*Stated problem*
Write out the entries again exactly as they are given.

*Data entries*
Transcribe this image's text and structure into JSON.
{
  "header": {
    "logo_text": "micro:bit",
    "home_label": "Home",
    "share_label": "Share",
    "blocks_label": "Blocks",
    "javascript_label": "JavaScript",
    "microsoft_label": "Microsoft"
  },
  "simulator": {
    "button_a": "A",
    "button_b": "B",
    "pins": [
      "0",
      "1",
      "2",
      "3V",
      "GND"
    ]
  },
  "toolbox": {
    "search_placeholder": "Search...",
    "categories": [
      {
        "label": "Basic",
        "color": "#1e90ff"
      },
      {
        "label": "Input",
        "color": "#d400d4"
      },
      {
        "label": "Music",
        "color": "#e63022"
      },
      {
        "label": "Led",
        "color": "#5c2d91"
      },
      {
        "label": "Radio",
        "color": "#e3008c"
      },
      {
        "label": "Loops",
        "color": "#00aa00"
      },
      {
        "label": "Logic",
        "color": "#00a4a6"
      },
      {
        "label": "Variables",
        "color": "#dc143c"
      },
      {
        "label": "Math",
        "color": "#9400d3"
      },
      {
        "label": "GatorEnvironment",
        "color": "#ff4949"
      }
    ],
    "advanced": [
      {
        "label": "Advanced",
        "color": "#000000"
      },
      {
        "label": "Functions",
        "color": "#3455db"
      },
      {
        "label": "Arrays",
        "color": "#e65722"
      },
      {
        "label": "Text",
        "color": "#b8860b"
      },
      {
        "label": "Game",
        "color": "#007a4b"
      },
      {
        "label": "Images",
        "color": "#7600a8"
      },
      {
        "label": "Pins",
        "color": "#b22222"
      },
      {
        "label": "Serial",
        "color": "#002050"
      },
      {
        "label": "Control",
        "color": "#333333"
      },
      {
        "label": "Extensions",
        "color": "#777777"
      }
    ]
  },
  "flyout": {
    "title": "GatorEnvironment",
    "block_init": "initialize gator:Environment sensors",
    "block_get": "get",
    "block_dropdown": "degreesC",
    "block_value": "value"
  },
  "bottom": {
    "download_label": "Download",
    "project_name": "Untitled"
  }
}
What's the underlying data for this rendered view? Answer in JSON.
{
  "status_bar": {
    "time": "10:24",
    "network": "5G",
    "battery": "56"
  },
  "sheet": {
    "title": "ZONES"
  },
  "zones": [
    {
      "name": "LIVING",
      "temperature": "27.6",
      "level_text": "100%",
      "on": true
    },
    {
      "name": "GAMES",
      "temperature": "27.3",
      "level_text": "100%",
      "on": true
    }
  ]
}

*Response to the exercise*
Transcribe this image's text and structure into JSON.
{
  "header": {
    "logo_text": "micro:bit",
    "home_label": "Home",
    "share_label": "Share",
    "blocks_label": "Blocks",
    "javascript_label": "JavaScript",
    "microsoft_label": "Microsoft"
  },
  "simulator": {
    "button_a": "A",
    "button_b": "B",
    "pins": [
      "0",
      "1",
      "2",
      "3V",
      "GND"
    ]
  },
  "toolbox": {
    "search_placeholder": "Search...",
    "categories": [
      {
        "label": "Basic",
        "color": "#1e90ff"
      },
      {
        "label": "Input",
        "color": "#d400d4"
      },
      {
        "label": "Music",
        "color": "#e63022"
      },
      {
        "label": "Led",
        "color": "#5c2d91"
      },
      {
        "label": "Radio",
        "color": "#e3008c"
      },
      {
        "label": "Loops",
        "color": "#00aa00"
      },
      {
        "label": "Logic",
        "color": "#00a4a6"
      },
      {
        "label": "Variables",
        "color": "#dc143c"
      },
      {
        "label": "Math",
        "color": "#9400d3"
      },
      {
        "label": "GatorEnvironment",
        "color": "#ff4949"
      }
    ],
    "advanced": [
      {
        "label": "Advanced",
        "color": "#000000"
      },
      {
        "label": "Functions",
        "color": "#3455db"
      },
      {
        "label": "Arrays",
        "color": "#e65722"
      },
      {
        "label": "Text",
        "color": "#b8860b"
      },
      {
        "label": "Game",
        "color": "#007a4b"
      },
      {
        "label": "Images",
        "color": "#7600a8"
      },
      {
        "label": "Pins",
        "color": "#b22222"
      },
      {
        "label": "Serial",
        "color": "#002050"
      },
      {
        "label": "Control",
        "color": "#333333"
      },
      {
        "label": "Extensions",
        "color": "#777777"
      }
    ]
  },
  "flyout": {
    "title": "GatorEnvironment",
    "block_init": "initialize gator:Environment sensors",
    "block_get": "get",
    "block_dropdown": "degreesC",
    "block_value": "value"
  },
  "bottom": {
    "download_label": "Download",
    "project_name": "Untitled"
  }
}
What's the underlying data for this rendered view? Answer in JSON.
{
  "status_bar": {
    "time": "10:24",
    "network": "5G",
    "battery": "56"
  },
  "sheet": {
    "title": "ZONES"
  },
  "zones": [
    {
      "name": "LIVING",
      "temperature": "27.6",
      "level_text": "100%",
      "on": true
    },
    {
      "name": "GAMES",
      "temperature": "27.3",
      "level_text": "100%",
      "on": true
    }
  ]
}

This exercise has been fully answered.